Written problem: Every entry below must be repeated exactly; skip the pictures.

Exercise materials:
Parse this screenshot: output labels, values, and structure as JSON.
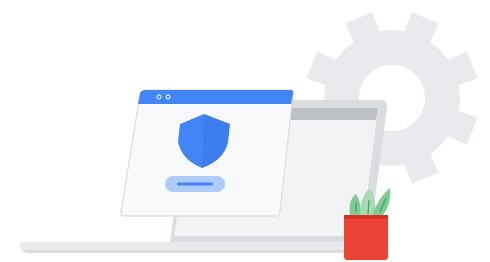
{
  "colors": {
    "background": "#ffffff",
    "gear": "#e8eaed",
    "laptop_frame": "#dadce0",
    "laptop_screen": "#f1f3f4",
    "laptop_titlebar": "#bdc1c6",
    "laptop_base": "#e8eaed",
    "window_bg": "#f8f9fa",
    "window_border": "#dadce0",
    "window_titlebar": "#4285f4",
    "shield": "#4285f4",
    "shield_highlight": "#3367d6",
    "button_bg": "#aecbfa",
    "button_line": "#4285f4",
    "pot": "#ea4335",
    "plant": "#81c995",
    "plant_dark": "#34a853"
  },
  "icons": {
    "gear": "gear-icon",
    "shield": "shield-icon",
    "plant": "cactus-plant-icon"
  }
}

Output of the task:
Parse this screenshot: output labels, values, and structure as JSON.
{
  "colors": {
    "background": "#ffffff",
    "gear": "#e8eaed",
    "laptop_frame": "#dadce0",
    "laptop_screen": "#f1f3f4",
    "laptop_titlebar": "#bdc1c6",
    "laptop_base": "#e8eaed",
    "window_bg": "#f8f9fa",
    "window_border": "#dadce0",
    "window_titlebar": "#4285f4",
    "shield": "#4285f4",
    "shield_highlight": "#3367d6",
    "button_bg": "#aecbfa",
    "button_line": "#4285f4",
    "pot": "#ea4335",
    "plant": "#81c995",
    "plant_dark": "#34a853"
  },
  "icons": {
    "gear": "gear-icon",
    "shield": "shield-icon",
    "plant": "cactus-plant-icon"
  }
}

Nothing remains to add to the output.